■ Task to carry out
Copy out the data from the line with "colorbar-label: 1 — [410, 517, 418, 534]" to the line with "world-map — [82, 131, 740, 440]", both lines included, keeping each line unchanged.

■ Data provided
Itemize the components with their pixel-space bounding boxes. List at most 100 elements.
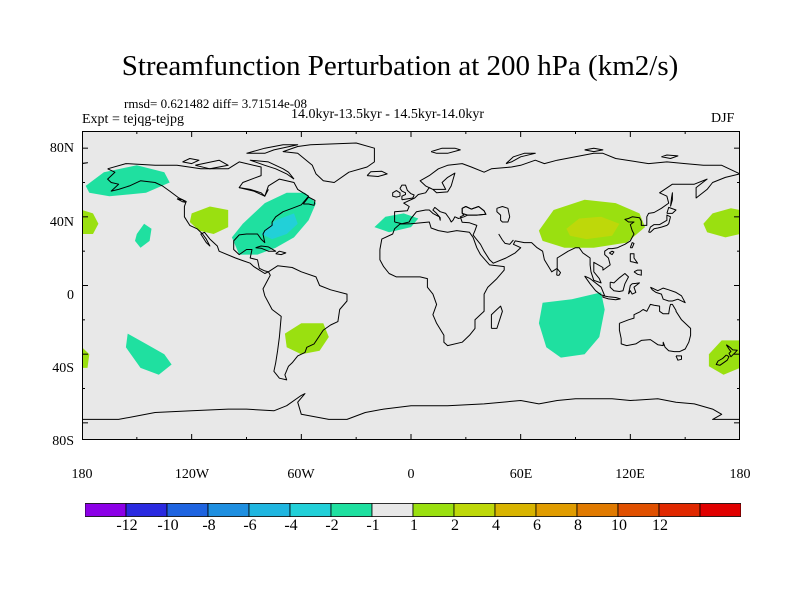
colorbar-label: 1 — [410, 517, 418, 534]
anomaly-south-pacific-low — [125, 333, 172, 375]
map-background-fill — [82, 131, 740, 440]
colorbar-label: 8 — [574, 517, 582, 534]
coastline-south-america — [262, 265, 348, 381]
coastline-caspian-sea — [496, 206, 511, 223]
colorbar-segment — [85, 503, 127, 517]
world-map — [82, 131, 740, 440]
lon-tick-label: 180 — [729, 467, 751, 482]
coastlines — [82, 142, 740, 440]
coastline-new-siberian-islands — [661, 154, 679, 159]
anomaly-central-asia-high-core — [566, 216, 620, 240]
lon-tick-label: 120W — [174, 467, 210, 482]
lat-tick-label: 80N — [49, 141, 74, 156]
experiment-label: Expt = tejqg-tejpg — [82, 112, 184, 127]
lon-tick-label: 60W — [287, 467, 315, 482]
lat-tick-label: 80S — [52, 434, 74, 449]
coastline-sakhalin — [670, 192, 673, 207]
coastline-iceland — [366, 170, 388, 177]
anomaly-south-dateline-high-west — [82, 347, 90, 368]
colorbar-label: -1 — [366, 517, 380, 534]
anomaly-east-pacific-low — [135, 223, 152, 248]
colorbar-label: -8 — [202, 517, 216, 534]
colorbar-segment — [207, 503, 250, 517]
lon-tick-label: 60E — [509, 467, 533, 482]
coastline-japan-honshu — [648, 214, 671, 233]
coastline-borneo — [609, 273, 629, 292]
colorbar-label: -10 — [157, 517, 179, 534]
colorbar-label: 2 — [451, 517, 459, 534]
anomaly-date-line-high-north — [703, 208, 740, 238]
lat-tick-label: 40S — [52, 361, 74, 376]
coastline-africa — [379, 221, 505, 347]
coastline-antarctica — [82, 393, 740, 440]
lon-tick-label: 0 — [407, 467, 415, 482]
coastline-java — [602, 295, 621, 301]
colorbar-segment — [330, 503, 373, 517]
coastline-tasmania — [675, 355, 682, 361]
anomaly-north-atlantic-low-core — [261, 213, 298, 240]
map-background — [82, 131, 740, 440]
coastline-cuba — [255, 245, 277, 252]
anomaly-contours — [82, 165, 740, 375]
coastline-victoria-island — [195, 159, 229, 170]
colorbar-label: -12 — [116, 517, 138, 534]
colorbar-segment — [658, 503, 701, 517]
colorbar-label: 12 — [652, 517, 668, 534]
coastline-hainan — [609, 250, 615, 256]
period-label: 14.0kyr-13.5kyr - 14.5kyr-14.0kyr — [291, 107, 485, 122]
coastline-severnaya-zemlya — [584, 147, 604, 153]
colorbar-segment — [371, 503, 414, 517]
coastline-australia — [618, 303, 692, 353]
colorbar-segment — [699, 503, 741, 517]
colorbar-segment — [412, 503, 455, 517]
colorbar-segment — [248, 503, 291, 517]
coastline-novaya-zemlya — [505, 152, 536, 165]
coastline-new-guinea — [649, 286, 686, 304]
coastline-taiwan — [629, 242, 635, 249]
coastline-greenland — [282, 142, 375, 183]
anomaly-west-us-high — [189, 206, 229, 234]
page-title: Streamfunction Perturbation at 200 hPa (… — [121, 50, 679, 82]
coastline-svalbard — [430, 147, 461, 154]
coastline-hudson-bay-south — [239, 187, 269, 197]
colorbar-segment — [535, 503, 578, 517]
colorbar-segment — [125, 503, 168, 517]
colorbar-segment — [576, 503, 619, 517]
coastline-vancouver-island — [176, 198, 186, 203]
coastline-philippines-luzon — [629, 253, 639, 264]
coastline-ellesmere-island — [246, 144, 299, 154]
lon-tick-label: 120E — [615, 467, 645, 482]
coastline-great-britain — [399, 184, 415, 201]
colorbar-label: -2 — [325, 517, 339, 534]
coastline-ireland — [392, 190, 401, 198]
anomaly-south-atlantic-high — [284, 323, 329, 355]
season-label: DJF — [711, 111, 735, 126]
colorbar-label: 4 — [492, 517, 500, 534]
anomaly-date-line-high-north-west — [82, 210, 99, 234]
coastline-madagascar — [490, 305, 503, 329]
colorbar-label: 10 — [611, 517, 627, 534]
coastline-arabia-gulf-west — [498, 233, 514, 245]
anomaly-north-pacific-low — [85, 165, 170, 197]
colorbar-segment — [289, 503, 332, 517]
coastline-baffin-island — [249, 159, 295, 180]
coastline-banks-island — [182, 158, 200, 165]
coastline-sumatra — [584, 275, 606, 297]
colorbar-segment — [453, 503, 496, 517]
coastline-hispaniola — [275, 250, 287, 256]
coastline-newfoundland — [302, 196, 316, 206]
colorbar-label: -6 — [243, 517, 257, 534]
colorbar — [85, 503, 741, 517]
colorbar-segment — [494, 503, 537, 517]
lat-tick-label: 0 — [67, 288, 74, 303]
coastline-new-zealand-south — [715, 354, 730, 366]
lon-tick-label: 180 — [71, 467, 93, 482]
coastline-black-sea — [461, 206, 487, 216]
coastline-sri-lanka — [556, 268, 561, 276]
colorbar-label: 6 — [533, 517, 541, 534]
anomaly-indian-ocean-low — [538, 292, 605, 358]
stats-label: rmsd= 0.621482 diff= 3.71514e-08 — [124, 96, 308, 111]
colorbar-label: -4 — [284, 517, 298, 534]
coastline-japan-hokkaido — [666, 206, 677, 214]
coastline-philippines-mindanao — [633, 269, 642, 276]
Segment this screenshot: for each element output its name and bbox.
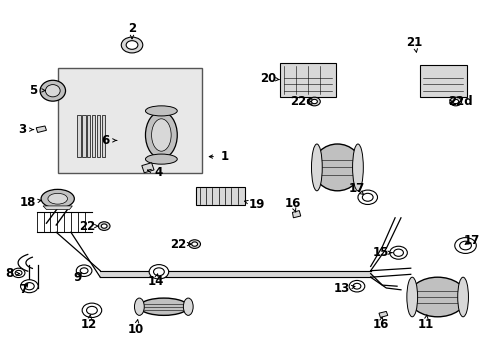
Text: 4: 4 [155,166,163,179]
FancyBboxPatch shape [279,63,335,97]
Text: 12: 12 [81,318,97,331]
FancyBboxPatch shape [58,68,202,173]
Ellipse shape [352,144,363,191]
Text: 18: 18 [20,196,37,209]
Text: 11: 11 [416,318,433,331]
Bar [82,115,85,157]
Circle shape [454,238,475,253]
Ellipse shape [40,80,65,101]
Polygon shape [142,163,154,173]
Ellipse shape [457,277,468,317]
Circle shape [357,190,377,204]
Circle shape [362,193,372,201]
Ellipse shape [408,277,466,317]
Text: 22c: 22c [290,95,313,108]
Text: 16: 16 [371,318,388,331]
Ellipse shape [139,298,188,315]
Circle shape [12,268,25,278]
Circle shape [80,268,88,274]
FancyBboxPatch shape [419,65,467,97]
Circle shape [121,37,142,53]
Circle shape [191,242,197,246]
Text: 1: 1 [221,150,228,163]
Text: 13: 13 [333,282,350,295]
Text: 22d: 22d [447,95,472,108]
Polygon shape [36,126,46,132]
Text: 8: 8 [6,267,14,280]
Text: 7: 7 [20,283,27,296]
Polygon shape [292,211,300,218]
Ellipse shape [48,193,67,204]
Ellipse shape [145,154,177,164]
Bar [97,115,100,157]
Circle shape [352,283,360,289]
Circle shape [308,97,320,106]
Text: 22: 22 [79,220,95,233]
Text: 22: 22 [170,238,186,251]
Ellipse shape [151,119,171,151]
Circle shape [153,268,164,276]
Circle shape [449,97,461,106]
Ellipse shape [134,298,144,315]
Text: 17: 17 [463,234,479,247]
Circle shape [86,306,97,314]
Bar [77,115,81,157]
Circle shape [101,224,107,228]
Text: 2: 2 [128,22,136,35]
Circle shape [188,240,200,248]
Ellipse shape [183,298,193,315]
Bar [87,115,90,157]
Circle shape [348,280,364,292]
Ellipse shape [41,189,74,208]
Circle shape [311,99,317,104]
Text: 9: 9 [73,271,81,284]
Circle shape [452,99,458,104]
Ellipse shape [145,112,177,158]
Text: 10: 10 [127,323,144,336]
Circle shape [20,280,38,293]
Circle shape [15,270,22,275]
Polygon shape [43,206,72,210]
Polygon shape [378,311,387,318]
Ellipse shape [406,277,417,317]
Bar [92,115,95,157]
Text: 21: 21 [406,36,422,49]
Ellipse shape [45,85,60,97]
Text: 6: 6 [101,134,109,147]
Text: 16: 16 [284,197,300,210]
Circle shape [389,246,407,259]
Circle shape [393,249,403,256]
Circle shape [149,265,168,279]
Bar [102,115,105,157]
Circle shape [459,241,470,250]
Text: 15: 15 [371,246,388,259]
Text: 19: 19 [248,198,264,211]
Polygon shape [195,187,245,205]
Text: 3: 3 [18,123,26,136]
Ellipse shape [311,144,322,191]
Text: 17: 17 [348,183,365,195]
Circle shape [98,222,110,230]
Ellipse shape [145,106,177,116]
Circle shape [24,283,34,290]
Ellipse shape [312,144,361,191]
Text: 14: 14 [147,275,163,288]
Text: 5: 5 [29,84,37,96]
Circle shape [126,41,138,49]
Circle shape [76,265,92,276]
Text: 20: 20 [259,72,276,85]
Circle shape [82,303,102,318]
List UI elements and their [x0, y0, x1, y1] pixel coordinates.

■ Correct output
colorbar-label: 1 — [410, 517, 418, 534]
anomaly-south-pacific-low — [125, 333, 172, 375]
map-background-fill — [82, 131, 740, 440]
colorbar-label: 8 — [574, 517, 582, 534]
coastline-south-america — [262, 265, 348, 381]
coastline-caspian-sea — [496, 206, 511, 223]
colorbar-segment — [85, 503, 127, 517]
world-map — [82, 131, 740, 440]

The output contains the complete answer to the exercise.